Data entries
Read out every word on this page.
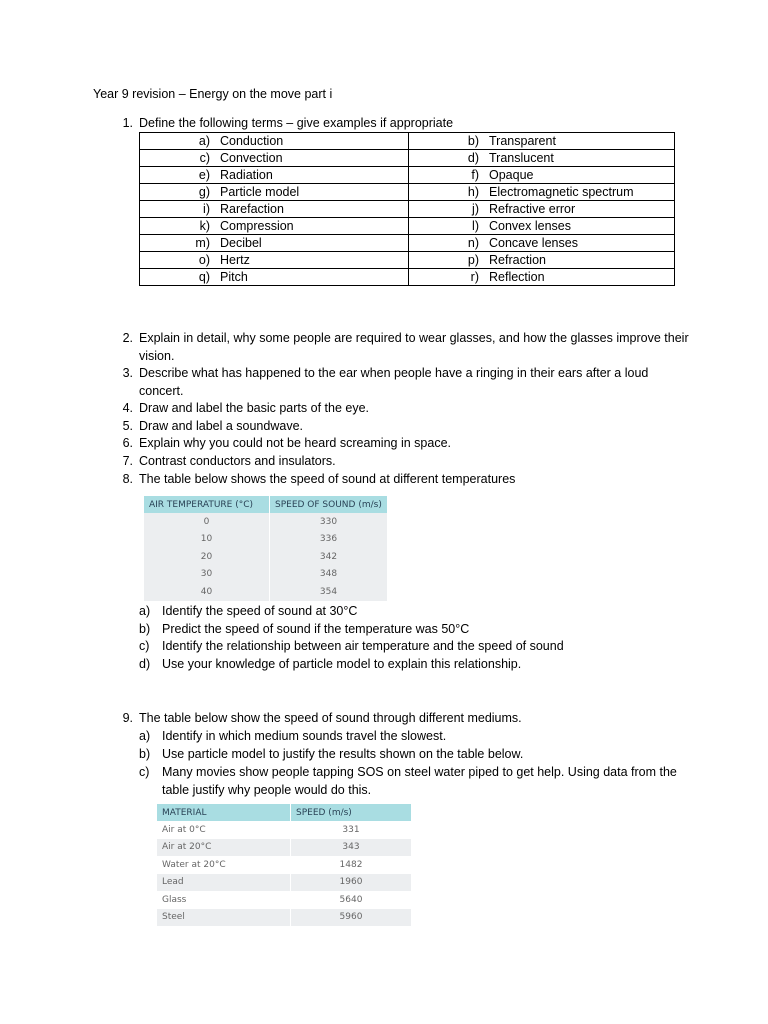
Year 9 revision – Energy on the move part i
1. Define the following terms – give examples if appropriate
a) Conduction	b) Transparent
c) Convection	d) Translucent
e) Radiation	f) Opaque
g) Particle model	h) Electromagnetic spectrum
i) Rarefaction	j) Refractive error
k) Compression	l) Convex lenses
m) Decibel	n) Concave lenses
o) Hertz	p) Refraction
q) Pitch	r) Reflection
2. Explain in detail, why some people are required to wear glasses, and how the glasses improve their vision.
3. Describe what has happened to the ear when people have a ringing in their ears after a loud concert.
4. Draw and label the basic parts of the eye.
5. Draw and label a soundwave.
6. Explain why you could not be heard screaming in space.
7. Contrast conductors and insulators.
8. The table below shows the speed of sound at different temperatures
AIR TEMPERATURE (°C)	SPEED OF SOUND (m/s)
0	330
10	336
20	342
30	348
40	354
a) Identify the speed of sound at 30°C
b) Predict the speed of sound if the temperature was 50°C
c) Identify the relationship between air temperature and the speed of sound
d) Use your knowledge of particle model to explain this relationship.
9. The table below show the speed of sound through different mediums.
a) Identify in which medium sounds travel the slowest.
b) Use particle model to justify the results shown on the table below.
c) Many movies show people tapping SOS on steel water piped to get help. Using data from the table justify why people would do this.
MATERIAL	SPEED (m/s)
Air at 0°C	331
Air at 20°C	343
Water at 20°C	1482
Lead	1960
Glass	5640
Steel	5960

_Exercise directions:_
Write the material out again exactly as it appears, dropping the pictures.

_Answer below:_
Read out every word on this page.
Year 9 revision – Energy on the move part i
1. Define the following terms – give examples if appropriate
a) Conduction	b) Transparent
c) Convection	d) Translucent
e) Radiation	f) Opaque
g) Particle model	h) Electromagnetic spectrum
i) Rarefaction	j) Refractive error
k) Compression	l) Convex lenses
m) Decibel	n) Concave lenses
o) Hertz	p) Refraction
q) Pitch	r) Reflection
2. Explain in detail, why some people are required to wear glasses, and how the glasses improve their vision.
3. Describe what has happened to the ear when people have a ringing in their ears after a loud concert.
4. Draw and label the basic parts of the eye.
5. Draw and label a soundwave.
6. Explain why you could not be heard screaming in space.
7. Contrast conductors and insulators.
8. The table below shows the speed of sound at different temperatures
AIR TEMPERATURE (°C)	SPEED OF SOUND (m/s)
0	330
10	336
20	342
30	348
40	354
a) Identify the speed of sound at 30°C
b) Predict the speed of sound if the temperature was 50°C
c) Identify the relationship between air temperature and the speed of sound
d) Use your knowledge of particle model to explain this relationship.
9. The table below show the speed of sound through different mediums.
a) Identify in which medium sounds travel the slowest.
b) Use particle model to justify the results shown on the table below.
c) Many movies show people tapping SOS on steel water piped to get help. Using data from the table justify why people would do this.
MATERIAL	SPEED (m/s)
Air at 0°C	331
Air at 20°C	343
Water at 20°C	1482
Lead	1960
Glass	5640
Steel	5960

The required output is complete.